● EXTRACTED DATA:
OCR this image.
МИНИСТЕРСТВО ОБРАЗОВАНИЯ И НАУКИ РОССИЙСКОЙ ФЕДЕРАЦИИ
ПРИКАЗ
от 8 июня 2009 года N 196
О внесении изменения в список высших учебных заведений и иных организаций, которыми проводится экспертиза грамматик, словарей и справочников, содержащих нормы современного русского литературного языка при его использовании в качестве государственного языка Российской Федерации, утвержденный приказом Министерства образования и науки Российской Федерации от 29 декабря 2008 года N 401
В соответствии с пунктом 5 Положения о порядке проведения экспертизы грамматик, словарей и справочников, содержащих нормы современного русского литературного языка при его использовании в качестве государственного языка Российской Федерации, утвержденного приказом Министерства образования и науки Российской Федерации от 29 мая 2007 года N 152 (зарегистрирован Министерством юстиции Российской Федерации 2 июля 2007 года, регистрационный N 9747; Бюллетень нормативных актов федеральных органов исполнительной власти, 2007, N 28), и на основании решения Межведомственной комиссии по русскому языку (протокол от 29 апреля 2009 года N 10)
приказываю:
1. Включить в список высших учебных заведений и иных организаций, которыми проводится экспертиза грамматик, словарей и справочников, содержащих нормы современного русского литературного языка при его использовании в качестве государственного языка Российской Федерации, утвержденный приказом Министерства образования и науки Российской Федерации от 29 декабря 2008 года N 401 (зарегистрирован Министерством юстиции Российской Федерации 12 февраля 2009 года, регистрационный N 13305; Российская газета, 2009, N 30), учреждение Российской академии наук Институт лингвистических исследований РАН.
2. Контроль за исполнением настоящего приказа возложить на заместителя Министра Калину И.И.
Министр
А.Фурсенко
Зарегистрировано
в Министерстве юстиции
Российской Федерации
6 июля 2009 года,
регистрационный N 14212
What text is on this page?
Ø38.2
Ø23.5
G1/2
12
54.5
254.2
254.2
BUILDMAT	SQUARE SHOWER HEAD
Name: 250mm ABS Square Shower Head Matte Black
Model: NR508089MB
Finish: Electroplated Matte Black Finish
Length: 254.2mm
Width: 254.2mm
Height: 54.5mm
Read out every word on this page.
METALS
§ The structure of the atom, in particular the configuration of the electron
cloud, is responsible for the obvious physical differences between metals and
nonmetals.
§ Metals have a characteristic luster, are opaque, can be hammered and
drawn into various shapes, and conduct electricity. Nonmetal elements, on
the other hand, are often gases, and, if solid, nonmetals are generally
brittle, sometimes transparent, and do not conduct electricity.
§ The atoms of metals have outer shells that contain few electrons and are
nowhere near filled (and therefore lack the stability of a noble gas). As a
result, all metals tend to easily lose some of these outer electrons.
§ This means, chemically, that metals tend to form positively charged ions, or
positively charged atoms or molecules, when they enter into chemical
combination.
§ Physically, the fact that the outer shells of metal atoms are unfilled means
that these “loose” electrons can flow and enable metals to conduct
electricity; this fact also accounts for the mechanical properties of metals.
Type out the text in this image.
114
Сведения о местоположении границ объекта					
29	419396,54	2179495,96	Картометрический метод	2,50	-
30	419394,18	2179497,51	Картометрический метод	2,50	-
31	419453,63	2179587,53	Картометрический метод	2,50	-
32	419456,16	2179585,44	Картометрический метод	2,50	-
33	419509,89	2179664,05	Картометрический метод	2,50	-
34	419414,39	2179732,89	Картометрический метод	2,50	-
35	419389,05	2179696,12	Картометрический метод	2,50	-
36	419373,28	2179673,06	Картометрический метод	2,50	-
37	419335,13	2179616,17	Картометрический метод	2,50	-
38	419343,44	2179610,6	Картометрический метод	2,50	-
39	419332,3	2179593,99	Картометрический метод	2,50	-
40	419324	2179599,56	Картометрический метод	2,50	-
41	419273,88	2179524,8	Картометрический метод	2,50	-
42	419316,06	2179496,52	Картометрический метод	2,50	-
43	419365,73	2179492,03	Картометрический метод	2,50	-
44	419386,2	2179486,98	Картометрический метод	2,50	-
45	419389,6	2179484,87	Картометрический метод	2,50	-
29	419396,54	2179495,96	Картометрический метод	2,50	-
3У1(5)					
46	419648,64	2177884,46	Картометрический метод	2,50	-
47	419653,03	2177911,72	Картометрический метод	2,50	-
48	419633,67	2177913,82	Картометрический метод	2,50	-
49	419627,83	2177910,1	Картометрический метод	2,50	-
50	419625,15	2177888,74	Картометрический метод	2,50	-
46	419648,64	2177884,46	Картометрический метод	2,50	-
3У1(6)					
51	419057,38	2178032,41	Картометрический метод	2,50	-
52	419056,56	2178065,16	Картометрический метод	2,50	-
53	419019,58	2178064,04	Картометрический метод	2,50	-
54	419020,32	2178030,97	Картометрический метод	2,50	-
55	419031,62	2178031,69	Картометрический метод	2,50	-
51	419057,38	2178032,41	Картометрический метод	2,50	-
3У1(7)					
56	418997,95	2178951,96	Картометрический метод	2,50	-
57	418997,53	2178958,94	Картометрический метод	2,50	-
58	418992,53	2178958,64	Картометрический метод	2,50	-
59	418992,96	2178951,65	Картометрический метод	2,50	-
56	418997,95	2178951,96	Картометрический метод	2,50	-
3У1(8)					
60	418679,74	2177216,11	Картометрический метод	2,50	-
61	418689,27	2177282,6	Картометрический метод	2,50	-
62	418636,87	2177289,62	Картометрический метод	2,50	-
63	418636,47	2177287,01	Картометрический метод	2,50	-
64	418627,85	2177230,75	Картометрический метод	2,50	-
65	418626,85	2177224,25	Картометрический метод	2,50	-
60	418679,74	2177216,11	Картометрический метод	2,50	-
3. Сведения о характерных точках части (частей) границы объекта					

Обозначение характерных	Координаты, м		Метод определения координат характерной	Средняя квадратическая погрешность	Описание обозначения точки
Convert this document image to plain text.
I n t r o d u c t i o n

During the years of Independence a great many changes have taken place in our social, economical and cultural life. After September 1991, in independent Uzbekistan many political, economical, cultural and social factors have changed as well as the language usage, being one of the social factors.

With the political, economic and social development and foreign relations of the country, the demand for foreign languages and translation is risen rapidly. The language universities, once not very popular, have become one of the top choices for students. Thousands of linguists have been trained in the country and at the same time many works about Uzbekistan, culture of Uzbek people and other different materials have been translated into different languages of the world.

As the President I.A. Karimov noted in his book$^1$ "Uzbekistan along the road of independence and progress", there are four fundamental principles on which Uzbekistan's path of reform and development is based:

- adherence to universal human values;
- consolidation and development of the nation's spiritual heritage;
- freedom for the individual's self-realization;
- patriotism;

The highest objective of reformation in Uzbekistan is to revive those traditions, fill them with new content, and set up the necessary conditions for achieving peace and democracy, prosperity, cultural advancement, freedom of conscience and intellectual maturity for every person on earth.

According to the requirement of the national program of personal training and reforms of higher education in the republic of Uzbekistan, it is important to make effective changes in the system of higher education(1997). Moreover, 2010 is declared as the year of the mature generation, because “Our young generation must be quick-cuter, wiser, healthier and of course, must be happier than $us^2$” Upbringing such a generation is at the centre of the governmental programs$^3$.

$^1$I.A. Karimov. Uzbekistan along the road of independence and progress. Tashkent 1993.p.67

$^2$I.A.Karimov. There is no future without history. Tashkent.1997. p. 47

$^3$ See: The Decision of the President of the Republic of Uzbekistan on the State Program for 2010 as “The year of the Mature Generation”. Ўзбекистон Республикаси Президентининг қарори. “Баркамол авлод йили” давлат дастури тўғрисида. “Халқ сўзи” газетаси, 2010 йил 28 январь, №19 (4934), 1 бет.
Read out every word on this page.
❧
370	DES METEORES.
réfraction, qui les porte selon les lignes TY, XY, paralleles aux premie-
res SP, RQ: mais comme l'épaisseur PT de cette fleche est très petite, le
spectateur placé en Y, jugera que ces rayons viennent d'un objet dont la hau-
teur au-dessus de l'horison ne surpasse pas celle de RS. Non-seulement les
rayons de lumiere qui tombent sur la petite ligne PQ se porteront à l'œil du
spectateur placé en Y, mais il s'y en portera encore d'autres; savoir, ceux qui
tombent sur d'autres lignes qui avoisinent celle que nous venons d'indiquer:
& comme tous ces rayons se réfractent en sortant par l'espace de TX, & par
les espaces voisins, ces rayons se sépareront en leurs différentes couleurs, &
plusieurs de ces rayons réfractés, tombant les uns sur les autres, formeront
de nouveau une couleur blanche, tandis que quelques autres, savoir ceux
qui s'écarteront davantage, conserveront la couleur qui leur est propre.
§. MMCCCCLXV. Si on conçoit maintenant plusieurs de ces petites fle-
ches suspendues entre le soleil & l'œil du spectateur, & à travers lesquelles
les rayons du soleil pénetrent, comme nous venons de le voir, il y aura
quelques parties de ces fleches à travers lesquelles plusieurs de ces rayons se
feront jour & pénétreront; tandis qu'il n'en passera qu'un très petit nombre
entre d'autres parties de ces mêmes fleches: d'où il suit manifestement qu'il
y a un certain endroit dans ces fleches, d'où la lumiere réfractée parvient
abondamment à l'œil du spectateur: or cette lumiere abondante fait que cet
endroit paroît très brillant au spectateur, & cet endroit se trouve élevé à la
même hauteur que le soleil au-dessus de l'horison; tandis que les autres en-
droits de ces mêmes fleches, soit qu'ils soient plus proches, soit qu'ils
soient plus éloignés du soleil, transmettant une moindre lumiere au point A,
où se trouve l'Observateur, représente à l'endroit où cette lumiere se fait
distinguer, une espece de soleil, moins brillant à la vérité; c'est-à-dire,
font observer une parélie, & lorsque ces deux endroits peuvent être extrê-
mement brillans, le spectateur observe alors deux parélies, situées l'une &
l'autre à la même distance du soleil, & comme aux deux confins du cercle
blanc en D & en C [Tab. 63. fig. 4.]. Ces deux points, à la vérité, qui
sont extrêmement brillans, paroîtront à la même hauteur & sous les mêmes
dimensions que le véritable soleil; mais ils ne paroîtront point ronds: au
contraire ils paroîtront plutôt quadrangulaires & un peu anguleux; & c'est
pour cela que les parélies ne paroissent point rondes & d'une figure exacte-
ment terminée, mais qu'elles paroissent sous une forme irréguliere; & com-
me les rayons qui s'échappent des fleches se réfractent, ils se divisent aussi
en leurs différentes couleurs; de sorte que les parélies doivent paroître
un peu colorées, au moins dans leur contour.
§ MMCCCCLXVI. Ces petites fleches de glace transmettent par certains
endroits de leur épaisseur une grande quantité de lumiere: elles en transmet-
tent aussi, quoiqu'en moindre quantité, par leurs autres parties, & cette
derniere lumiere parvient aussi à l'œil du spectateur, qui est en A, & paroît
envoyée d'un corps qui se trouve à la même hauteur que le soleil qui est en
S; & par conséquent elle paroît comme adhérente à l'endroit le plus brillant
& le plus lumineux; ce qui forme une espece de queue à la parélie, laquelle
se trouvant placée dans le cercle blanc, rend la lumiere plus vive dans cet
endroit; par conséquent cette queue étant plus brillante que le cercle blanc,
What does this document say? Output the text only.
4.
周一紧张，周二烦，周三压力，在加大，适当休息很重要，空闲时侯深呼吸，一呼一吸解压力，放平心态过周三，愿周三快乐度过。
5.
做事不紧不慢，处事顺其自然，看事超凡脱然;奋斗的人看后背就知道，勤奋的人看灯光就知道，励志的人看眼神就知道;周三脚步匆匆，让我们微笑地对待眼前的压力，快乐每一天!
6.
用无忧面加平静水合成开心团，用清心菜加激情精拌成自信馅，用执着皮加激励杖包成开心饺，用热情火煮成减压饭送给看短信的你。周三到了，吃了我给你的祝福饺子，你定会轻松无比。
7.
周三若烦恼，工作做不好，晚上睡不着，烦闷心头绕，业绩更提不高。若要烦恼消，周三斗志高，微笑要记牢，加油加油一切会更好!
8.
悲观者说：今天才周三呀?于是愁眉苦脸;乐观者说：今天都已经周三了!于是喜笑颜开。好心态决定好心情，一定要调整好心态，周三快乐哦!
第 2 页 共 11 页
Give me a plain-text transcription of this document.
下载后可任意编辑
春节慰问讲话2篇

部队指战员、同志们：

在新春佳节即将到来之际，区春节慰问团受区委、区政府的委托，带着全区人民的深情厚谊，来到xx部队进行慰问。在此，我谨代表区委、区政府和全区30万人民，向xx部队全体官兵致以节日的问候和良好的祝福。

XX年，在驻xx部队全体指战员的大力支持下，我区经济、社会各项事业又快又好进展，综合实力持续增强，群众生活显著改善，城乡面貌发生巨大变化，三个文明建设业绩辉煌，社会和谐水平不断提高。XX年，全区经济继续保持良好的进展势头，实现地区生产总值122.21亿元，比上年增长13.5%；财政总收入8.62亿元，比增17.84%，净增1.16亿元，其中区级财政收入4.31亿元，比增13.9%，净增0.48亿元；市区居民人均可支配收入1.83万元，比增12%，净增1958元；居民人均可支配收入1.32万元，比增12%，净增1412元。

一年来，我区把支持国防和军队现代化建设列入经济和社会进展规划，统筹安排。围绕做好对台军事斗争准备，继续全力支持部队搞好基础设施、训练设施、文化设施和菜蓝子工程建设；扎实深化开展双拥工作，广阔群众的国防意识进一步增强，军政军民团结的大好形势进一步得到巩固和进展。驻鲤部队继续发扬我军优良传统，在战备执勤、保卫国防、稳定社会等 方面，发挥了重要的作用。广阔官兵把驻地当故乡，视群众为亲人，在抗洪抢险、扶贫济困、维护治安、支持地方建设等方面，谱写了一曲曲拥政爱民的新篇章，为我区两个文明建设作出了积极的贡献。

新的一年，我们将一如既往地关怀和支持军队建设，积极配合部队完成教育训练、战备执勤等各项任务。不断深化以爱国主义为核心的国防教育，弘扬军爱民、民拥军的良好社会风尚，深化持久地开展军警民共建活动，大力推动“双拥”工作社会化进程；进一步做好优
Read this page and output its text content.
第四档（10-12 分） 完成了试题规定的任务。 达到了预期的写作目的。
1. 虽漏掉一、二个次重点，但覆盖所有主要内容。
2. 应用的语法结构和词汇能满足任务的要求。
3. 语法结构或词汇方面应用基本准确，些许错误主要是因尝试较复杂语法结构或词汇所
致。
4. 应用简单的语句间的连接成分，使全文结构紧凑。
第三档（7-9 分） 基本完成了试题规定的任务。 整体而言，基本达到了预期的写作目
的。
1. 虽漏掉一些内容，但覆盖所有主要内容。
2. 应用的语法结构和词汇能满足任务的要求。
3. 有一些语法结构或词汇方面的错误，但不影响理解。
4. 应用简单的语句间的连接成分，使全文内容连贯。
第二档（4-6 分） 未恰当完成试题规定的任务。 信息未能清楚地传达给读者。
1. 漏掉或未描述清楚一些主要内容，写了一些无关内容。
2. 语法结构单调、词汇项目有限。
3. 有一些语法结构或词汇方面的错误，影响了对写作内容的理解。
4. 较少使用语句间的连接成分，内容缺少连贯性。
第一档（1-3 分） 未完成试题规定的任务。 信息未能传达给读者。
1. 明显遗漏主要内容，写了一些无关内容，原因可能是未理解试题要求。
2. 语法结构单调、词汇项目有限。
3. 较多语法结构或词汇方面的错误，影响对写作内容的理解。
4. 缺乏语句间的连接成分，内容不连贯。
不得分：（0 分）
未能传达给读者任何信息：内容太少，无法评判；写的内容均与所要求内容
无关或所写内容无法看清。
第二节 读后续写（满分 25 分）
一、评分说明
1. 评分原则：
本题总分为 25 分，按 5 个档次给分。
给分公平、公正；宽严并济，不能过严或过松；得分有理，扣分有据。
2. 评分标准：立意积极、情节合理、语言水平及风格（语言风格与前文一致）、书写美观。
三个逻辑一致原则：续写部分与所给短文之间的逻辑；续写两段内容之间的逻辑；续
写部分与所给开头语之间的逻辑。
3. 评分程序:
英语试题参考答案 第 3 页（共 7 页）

● THE TASK:
Which lines hold the word "petites"? Copy all of them.

● OUTPUT BELOW:
§. MMCCCCLXV. Si on conçoit maintenant plusieurs de ces petites fle-
§ MMCCCCLXVI. Ces petites fleches de glace transmettent par certains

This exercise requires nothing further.